INSTRUCTIONS TO FOLLOW: Replace "interactable" with "clickable" throughout the items below and reproduce their lines with everything else unchanged. Omit the pictures.

◆ ◆ ◆

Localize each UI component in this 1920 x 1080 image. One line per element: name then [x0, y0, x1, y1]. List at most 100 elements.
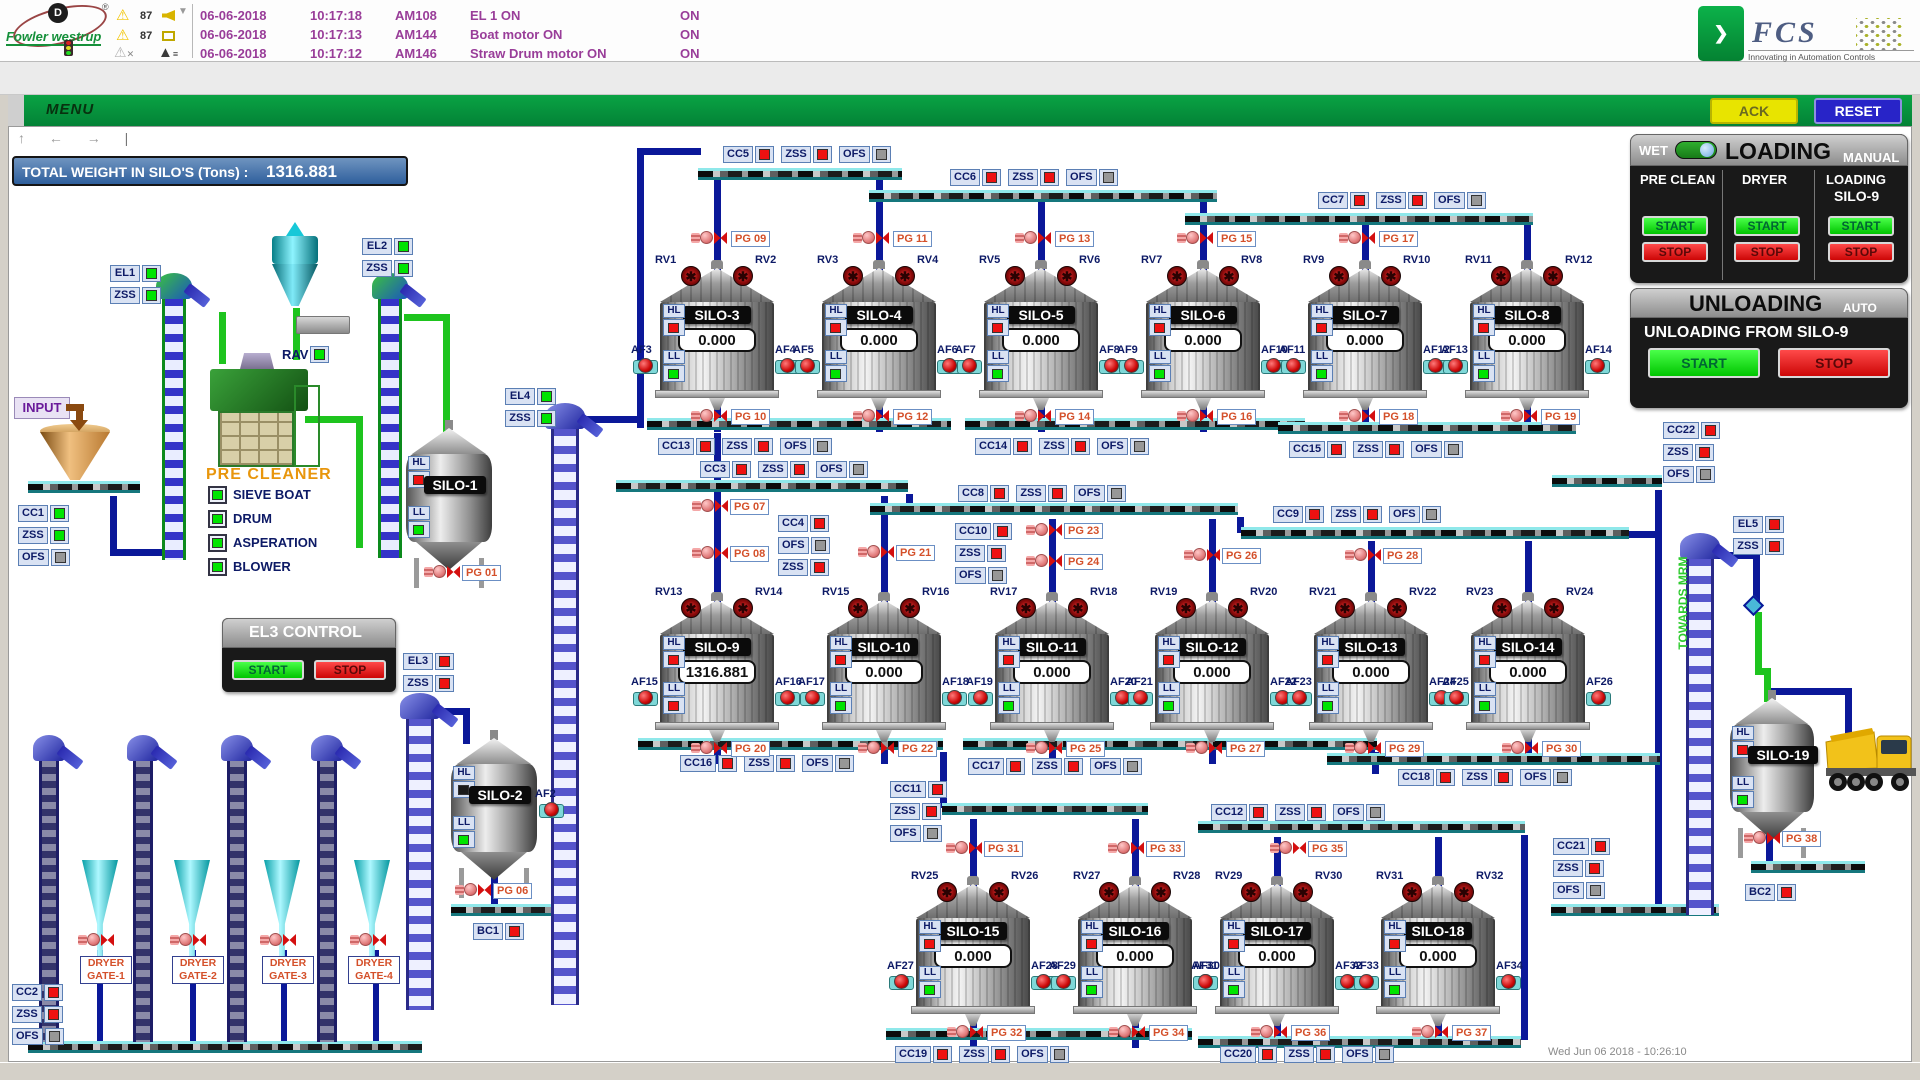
- valve-pg-28[interactable]: [1345, 547, 1381, 563]
- monitor-icon[interactable]: [162, 31, 175, 41]
- alarm-warning-icon[interactable]: ⚠: [116, 6, 129, 24]
- sensor-label: OFS: [1066, 169, 1097, 186]
- valve-bottom-silo-3[interactable]: [691, 408, 727, 424]
- sensor-ofs: OFS: [1342, 1046, 1394, 1063]
- dryer-stop-button[interactable]: STOP: [1734, 242, 1800, 262]
- valve-top-silo-5[interactable]: [1015, 230, 1051, 246]
- valve-bottom-silo-18[interactable]: [1412, 1024, 1448, 1040]
- roof-fan-icon: ✱: [681, 598, 701, 618]
- valve-bottom-silo-9[interactable]: [691, 740, 727, 756]
- sensor-label: EL1: [110, 265, 140, 282]
- valve-bottom-silo-14[interactable]: [1502, 740, 1538, 756]
- preclean-stop-button[interactable]: STOP: [1642, 242, 1708, 262]
- valve-pg-01[interactable]: [424, 564, 460, 580]
- menu-button[interactable]: MENU: [46, 101, 94, 118]
- af-label-af31: AF31: [1191, 960, 1218, 972]
- alarm-banner-next-button[interactable]: ❯: [1698, 6, 1744, 61]
- valve-bottom-silo-17[interactable]: [1251, 1024, 1287, 1040]
- valve-bottom-silo-4[interactable]: [853, 408, 889, 424]
- valve-bottom-silo-5[interactable]: [1015, 408, 1051, 424]
- status-lamp-red: [813, 146, 832, 163]
- status-lamp-grey: [872, 146, 891, 163]
- sensor-bc2: BC2: [1745, 884, 1796, 901]
- sensor-label: ZSS: [722, 438, 752, 455]
- valve-pg-31[interactable]: [946, 840, 982, 856]
- el3-stop-button[interactable]: STOP: [314, 660, 386, 680]
- sensor-zss: ZSS: [1733, 538, 1784, 555]
- af-label-af25: AF25: [1442, 676, 1469, 688]
- valve-top-silo-7[interactable]: [1339, 230, 1375, 246]
- silo-cap: [1197, 260, 1209, 269]
- sensor-zss: ZSS: [744, 755, 795, 772]
- status-lamp-red: [810, 559, 829, 576]
- valve-pg-06[interactable]: [455, 882, 491, 898]
- sensor-label: ZSS: [1039, 438, 1069, 455]
- alarm-warning-icon-2[interactable]: ⚠: [116, 26, 129, 44]
- nav-arrows[interactable]: ↑ ← → |: [18, 130, 138, 146]
- ack-button[interactable]: ACK: [1710, 98, 1798, 124]
- valve-bottom-silo-13[interactable]: [1345, 740, 1381, 756]
- el3-control-panel: EL3 CONTROL START STOP: [222, 618, 396, 692]
- silo-weight-silo-11: 0.000: [1013, 660, 1091, 684]
- rv-label-rv6: RV6: [1079, 254, 1100, 266]
- reset-button[interactable]: RESET: [1814, 98, 1902, 124]
- loading-stop-button[interactable]: STOP: [1828, 242, 1894, 262]
- valve-top-silo-6[interactable]: [1177, 230, 1213, 246]
- dryer-start-button[interactable]: START: [1734, 216, 1800, 236]
- speaker-icon[interactable]: [162, 10, 175, 21]
- valve-pg-33[interactable]: [1108, 840, 1144, 856]
- silo-ll-silo-2: LL: [453, 816, 475, 848]
- sensor-cc4: CC4: [778, 515, 830, 532]
- valve-pg-24[interactable]: [1026, 553, 1062, 569]
- status-lamp-red: [1013, 438, 1032, 455]
- rv-label-rv8: RV8: [1241, 254, 1262, 266]
- af-label-af34: AF34: [1496, 960, 1523, 972]
- dryer-gate-valve[interactable]: [350, 932, 386, 948]
- window-chrome-strip: [0, 62, 1920, 95]
- valve-top-silo-3[interactable]: [691, 230, 727, 246]
- valve-pg-23[interactable]: [1026, 522, 1062, 538]
- el3-start-button[interactable]: START: [232, 660, 304, 680]
- valve-bottom-silo-15[interactable]: [947, 1024, 983, 1040]
- sensor-label: ZSS: [1553, 860, 1583, 877]
- alarm-mute-icon[interactable]: ⚠✕: [114, 44, 134, 61]
- unloading-start-button[interactable]: START: [1648, 348, 1760, 378]
- valve-bottom-silo-11[interactable]: [1026, 740, 1062, 756]
- silo-hl-silo-18: HL: [1384, 920, 1406, 952]
- alarm-code: AM144: [395, 27, 437, 42]
- dropdown-caret-icon[interactable]: ▼: [178, 6, 188, 17]
- valve-bottom-silo-7[interactable]: [1339, 408, 1375, 424]
- dryer-gate-valve[interactable]: [260, 932, 296, 948]
- valve-pg-26[interactable]: [1184, 547, 1220, 563]
- valve-bottom-silo-10[interactable]: [858, 740, 894, 756]
- af-label-af5: AF5: [793, 344, 814, 356]
- silo-name-silo-15: SILO-15: [939, 922, 1007, 940]
- dryer-gate-valve[interactable]: [170, 932, 206, 948]
- valve-pg-08[interactable]: [692, 545, 728, 561]
- valve-bottom-silo-16[interactable]: [1109, 1024, 1145, 1040]
- silo-name-silo-13: SILO-13: [1337, 638, 1405, 656]
- unloading-stop-button[interactable]: STOP: [1778, 348, 1890, 378]
- preclean-start-button[interactable]: START: [1642, 216, 1708, 236]
- silo-ll-silo-19: LL: [1732, 776, 1754, 808]
- header-bar: D ® Fowler westrup ⚠ 87 ▼ ⚠ 87 ⚠✕ ▲≡ 06-…: [0, 0, 1920, 62]
- silo-name-silo-6: SILO-6: [1169, 306, 1237, 324]
- roof-fan-icon: ✱: [843, 266, 863, 286]
- valve-pg-21[interactable]: [858, 544, 894, 560]
- valve-bottom-silo-8[interactable]: [1501, 408, 1537, 424]
- rv-label-rv12: RV12: [1565, 254, 1592, 266]
- silo-ll-silo-18: LL: [1384, 966, 1406, 998]
- valve-pg-07[interactable]: [692, 498, 728, 514]
- loading-mode: MANUAL: [1843, 150, 1899, 165]
- rv-label-rv27: RV27: [1073, 870, 1100, 882]
- loading-start-button[interactable]: START: [1828, 216, 1894, 236]
- valve-bottom-silo-6[interactable]: [1177, 408, 1213, 424]
- valve-pg-35[interactable]: [1270, 840, 1306, 856]
- dryer-gate-valve[interactable]: [78, 932, 114, 948]
- alarm-list-icon[interactable]: ▲≡: [158, 44, 178, 61]
- valve-pg-38[interactable]: [1744, 830, 1780, 846]
- status-lamp-green: [142, 265, 161, 282]
- valve-top-silo-4[interactable]: [853, 230, 889, 246]
- valve-bottom-silo-12[interactable]: [1186, 740, 1222, 756]
- wet-dry-toggle[interactable]: [1675, 141, 1717, 159]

◆ ◆ ◆

FINISHED TASK:
Localize each UI component in this 1920 x 1080 image. One line per element: name then [x0, y0, x1, y1]. List at most 100 elements.
- valve-pg-28[clickable]: [1345, 547, 1381, 563]
- monitor-icon[clickable]: [162, 31, 175, 41]
- alarm-warning-icon[clickable]: ⚠: [116, 6, 129, 24]
- sensor-label: OFS: [1066, 169, 1097, 186]
- valve-bottom-silo-3[clickable]: [691, 408, 727, 424]
- sensor-ofs: OFS: [1342, 1046, 1394, 1063]
- dryer-stop-button[clickable]: STOP: [1734, 242, 1800, 262]
- valve-top-silo-5[clickable]: [1015, 230, 1051, 246]
- valve-bottom-silo-18[clickable]: [1412, 1024, 1448, 1040]
- roof-fan-icon: ✱: [681, 598, 701, 618]
- valve-bottom-silo-9[clickable]: [691, 740, 727, 756]
- sensor-label: EL1: [110, 265, 140, 282]
- valve-bottom-silo-14[clickable]: [1502, 740, 1538, 756]
- preclean-stop-button[clickable]: STOP: [1642, 242, 1708, 262]
- valve-pg-01[clickable]: [424, 564, 460, 580]
- menu-button[clickable]: MENU: [46, 101, 94, 118]
- af-label-af31: AF31: [1191, 960, 1218, 972]
- alarm-banner-next-button[clickable]: ❯: [1698, 6, 1744, 61]
- valve-bottom-silo-17[clickable]: [1251, 1024, 1287, 1040]
- valve-bottom-silo-4[clickable]: [853, 408, 889, 424]
- valve-bottom-silo-5[clickable]: [1015, 408, 1051, 424]
- status-lamp-red: [813, 146, 832, 163]
- status-lamp-grey: [872, 146, 891, 163]
- sensor-bc2: BC2: [1745, 884, 1796, 901]
- sensor-label: ZSS: [722, 438, 752, 455]
- valve-pg-31[clickable]: [946, 840, 982, 856]
- el3-stop-button[clickable]: STOP: [314, 660, 386, 680]
- sensor-zss: ZSS: [1733, 538, 1784, 555]
- af-label-af25: AF25: [1442, 676, 1469, 688]
- valve-top-silo-7[clickable]: [1339, 230, 1375, 246]
- silo-cap: [1197, 260, 1209, 269]
- sensor-zss: ZSS: [744, 755, 795, 772]
- status-lamp-red: [810, 559, 829, 576]
- valve-pg-06[clickable]: [455, 882, 491, 898]
- sensor-label: ZSS: [1039, 438, 1069, 455]
- alarm-warning-icon-2[clickable]: ⚠: [116, 26, 129, 44]
- nav-arrows[clickable]: ↑ ← → |: [18, 130, 138, 146]
- ack-button[clickable]: ACK: [1710, 98, 1798, 124]
- valve-bottom-silo-13[clickable]: [1345, 740, 1381, 756]
- el3-control-panel: EL3 CONTROL START STOP: [222, 618, 396, 692]
- silo-weight-silo-11: 0.000: [1013, 660, 1091, 684]
- rv-label-rv6: RV6: [1079, 254, 1100, 266]
- reset-button[clickable]: RESET: [1814, 98, 1902, 124]
- loading-stop-button[clickable]: STOP: [1828, 242, 1894, 262]
- valve-top-silo-6[clickable]: [1177, 230, 1213, 246]
- dryer-start-button[clickable]: START: [1734, 216, 1800, 236]
- speaker-icon[clickable]: [162, 10, 175, 21]
- valve-pg-33[clickable]: [1108, 840, 1144, 856]
- silo-ll-silo-2: LL: [453, 816, 475, 848]
- sensor-cc4: CC4: [778, 515, 830, 532]
- valve-pg-24[clickable]: [1026, 553, 1062, 569]
- status-lamp-red: [1013, 438, 1032, 455]
- rv-label-rv8: RV8: [1241, 254, 1262, 266]
- af-label-af34: AF34: [1496, 960, 1523, 972]
- dryer-gate-valve[clickable]: [350, 932, 386, 948]
- window-chrome-strip: [0, 62, 1920, 95]
- valve-top-silo-3[clickable]: [691, 230, 727, 246]
- valve-pg-23[clickable]: [1026, 522, 1062, 538]
- el3-start-button[clickable]: START: [232, 660, 304, 680]
- valve-bottom-silo-15[clickable]: [947, 1024, 983, 1040]
- sensor-label: ZSS: [1553, 860, 1583, 877]
- alarm-mute-icon[clickable]: ⚠✕: [114, 44, 134, 61]
- unloading-start-button[clickable]: START: [1648, 348, 1760, 378]
- valve-bottom-silo-11[clickable]: [1026, 740, 1062, 756]
- silo-hl-silo-18: HL: [1384, 920, 1406, 952]
- alarm-code: AM144: [395, 27, 437, 42]
- dropdown-caret-icon[clickable]: ▼: [178, 6, 188, 17]
- valve-bottom-silo-7[clickable]: [1339, 408, 1375, 424]
- dryer-gate-valve[clickable]: [260, 932, 296, 948]
- valve-pg-26[clickable]: [1184, 547, 1220, 563]
- valve-bottom-silo-10[clickable]: [858, 740, 894, 756]
- af-label-af5: AF5: [793, 344, 814, 356]
- silo-name-silo-15: SILO-15: [939, 922, 1007, 940]
- dryer-gate-valve[clickable]: [170, 932, 206, 948]
- valve-pg-08[clickable]: [692, 545, 728, 561]
- valve-bottom-silo-16[clickable]: [1109, 1024, 1145, 1040]
- silo-name-silo-13: SILO-13: [1337, 638, 1405, 656]
- unloading-stop-button[clickable]: STOP: [1778, 348, 1890, 378]
- preclean-start-button[clickable]: START: [1642, 216, 1708, 236]
- silo-ll-silo-19: LL: [1732, 776, 1754, 808]
- header-bar: D ® Fowler westrup ⚠ 87 ▼ ⚠ 87 ⚠✕ ▲≡ 06-…: [0, 0, 1920, 62]
- silo-name-silo-6: SILO-6: [1169, 306, 1237, 324]
- roof-fan-icon: ✱: [843, 266, 863, 286]
- valve-pg-21[clickable]: [858, 544, 894, 560]
- valve-bottom-silo-8[clickable]: [1501, 408, 1537, 424]
- rv-label-rv12: RV12: [1565, 254, 1592, 266]
- silo-ll-silo-18: LL: [1384, 966, 1406, 998]
- valve-pg-07[clickable]: [692, 498, 728, 514]
- loading-mode: MANUAL: [1843, 150, 1899, 165]
- rv-label-rv27: RV27: [1073, 870, 1100, 882]
- loading-start-button[clickable]: START: [1828, 216, 1894, 236]
- valve-bottom-silo-6[clickable]: [1177, 408, 1213, 424]
- valve-pg-35[clickable]: [1270, 840, 1306, 856]
- dryer-gate-valve[clickable]: [78, 932, 114, 948]
- alarm-list-icon[clickable]: ▲≡: [158, 44, 178, 61]
- valve-pg-38[clickable]: [1744, 830, 1780, 846]
- status-lamp-green: [142, 265, 161, 282]
- valve-top-silo-4[clickable]: [853, 230, 889, 246]
- valve-bottom-silo-12[clickable]: [1186, 740, 1222, 756]
- wet-dry-toggle[clickable]: [1675, 141, 1717, 159]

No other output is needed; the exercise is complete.